What the task requires = Pull out from the material below all lines with "يثبت".

Extracted records
[START]

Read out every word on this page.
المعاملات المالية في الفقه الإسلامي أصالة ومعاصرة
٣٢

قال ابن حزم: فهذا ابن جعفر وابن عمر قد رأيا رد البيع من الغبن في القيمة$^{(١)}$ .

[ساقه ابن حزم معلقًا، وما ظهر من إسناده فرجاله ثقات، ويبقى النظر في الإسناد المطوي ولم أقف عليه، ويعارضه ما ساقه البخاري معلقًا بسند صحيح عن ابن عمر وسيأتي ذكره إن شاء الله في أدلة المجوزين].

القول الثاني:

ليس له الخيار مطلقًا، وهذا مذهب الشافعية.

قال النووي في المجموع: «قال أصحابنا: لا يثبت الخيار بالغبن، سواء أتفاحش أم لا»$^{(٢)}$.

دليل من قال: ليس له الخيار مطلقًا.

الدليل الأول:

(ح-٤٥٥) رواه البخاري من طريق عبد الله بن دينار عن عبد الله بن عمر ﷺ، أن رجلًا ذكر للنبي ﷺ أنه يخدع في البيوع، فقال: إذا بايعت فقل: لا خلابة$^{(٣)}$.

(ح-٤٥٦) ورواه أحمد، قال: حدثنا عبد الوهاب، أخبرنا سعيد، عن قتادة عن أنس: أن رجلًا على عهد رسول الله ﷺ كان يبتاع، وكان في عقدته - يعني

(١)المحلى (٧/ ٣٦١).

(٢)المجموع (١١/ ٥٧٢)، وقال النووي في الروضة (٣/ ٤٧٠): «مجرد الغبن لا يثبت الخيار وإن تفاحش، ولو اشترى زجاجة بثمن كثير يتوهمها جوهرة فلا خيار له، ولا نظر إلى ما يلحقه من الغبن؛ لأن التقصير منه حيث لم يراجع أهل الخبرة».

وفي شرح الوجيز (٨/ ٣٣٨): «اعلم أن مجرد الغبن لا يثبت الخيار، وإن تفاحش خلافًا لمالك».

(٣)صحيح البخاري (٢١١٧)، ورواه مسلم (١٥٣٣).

[END]
[START]

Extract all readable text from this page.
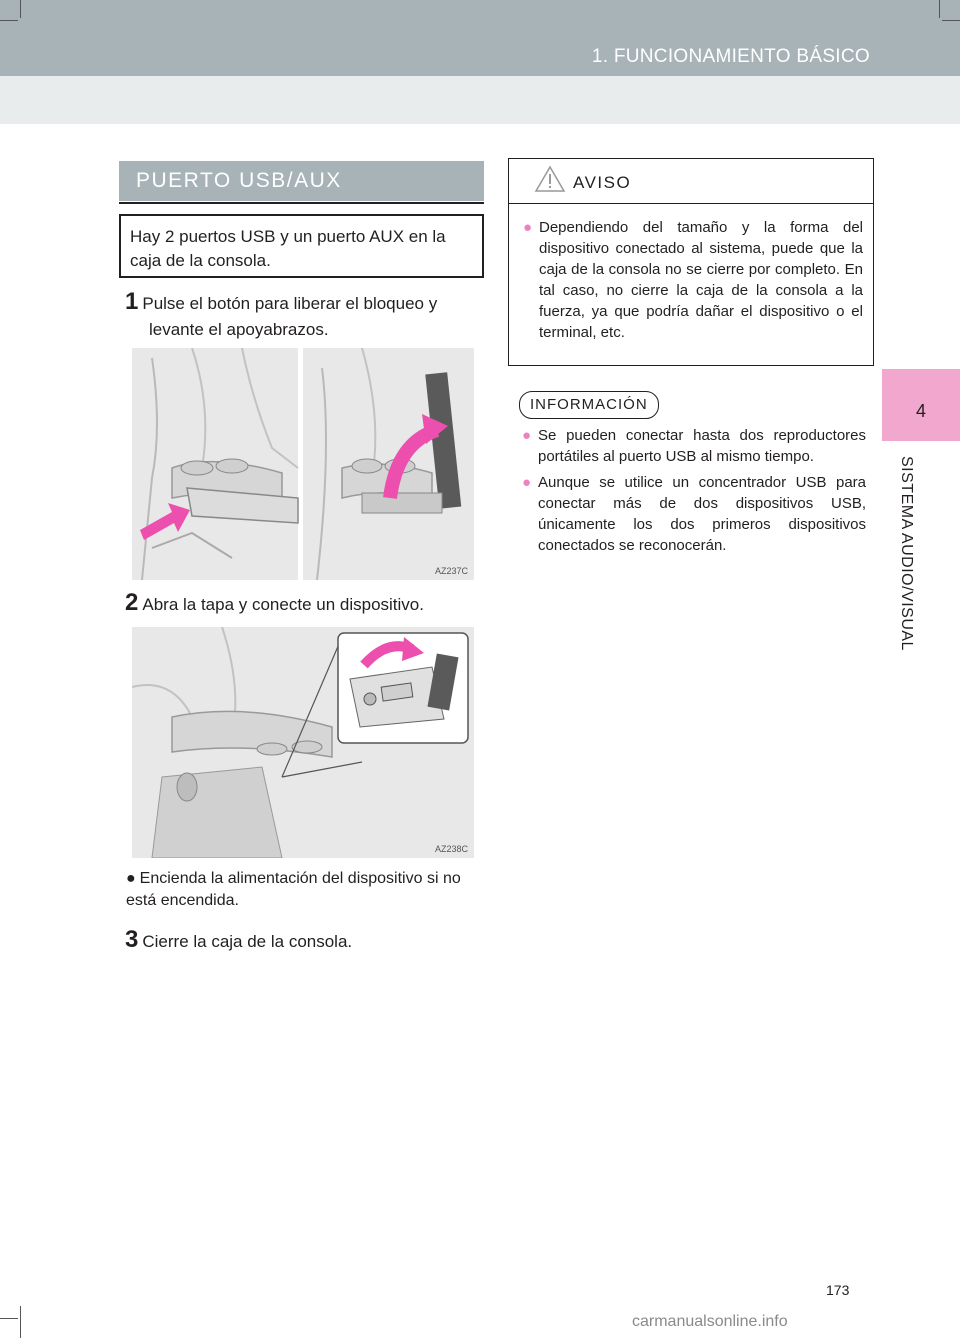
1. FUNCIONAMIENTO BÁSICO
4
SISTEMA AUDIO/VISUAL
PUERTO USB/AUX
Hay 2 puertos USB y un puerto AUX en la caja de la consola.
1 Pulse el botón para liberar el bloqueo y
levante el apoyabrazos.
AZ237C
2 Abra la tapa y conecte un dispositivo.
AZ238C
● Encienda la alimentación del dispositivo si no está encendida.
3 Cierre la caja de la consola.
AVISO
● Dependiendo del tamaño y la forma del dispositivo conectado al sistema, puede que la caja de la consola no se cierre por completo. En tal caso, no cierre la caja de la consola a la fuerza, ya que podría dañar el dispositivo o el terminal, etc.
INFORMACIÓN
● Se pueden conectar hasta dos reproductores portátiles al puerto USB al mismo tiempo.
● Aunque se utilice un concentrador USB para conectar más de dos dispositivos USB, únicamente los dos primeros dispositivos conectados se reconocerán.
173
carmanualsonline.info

[END]

In response =
قال النووي في المجموع: «قال أصحابنا: لا يثبت الخيار بالغبن، سواء أتفاحش أم لا»$^{(٢)}$.
(٢)المجموع (١١/ ٥٧٢)، وقال النووي في الروضة (٣/ ٤٧٠): «مجرد الغبن لا يثبت الخيار وإن تفاحش، ولو اشترى زجاجة بثمن كثير يتوهمها جوهرة فلا خيار له، ولا نظر إلى ما يلحقه من الغبن؛ لأن التقصير منه حيث لم يراجع أهل الخبرة».
وفي شرح الوجيز (٨/ ٣٣٨): «اعلم أن مجرد الغبن لا يثبت الخيار، وإن تفاحش خلافًا لمالك».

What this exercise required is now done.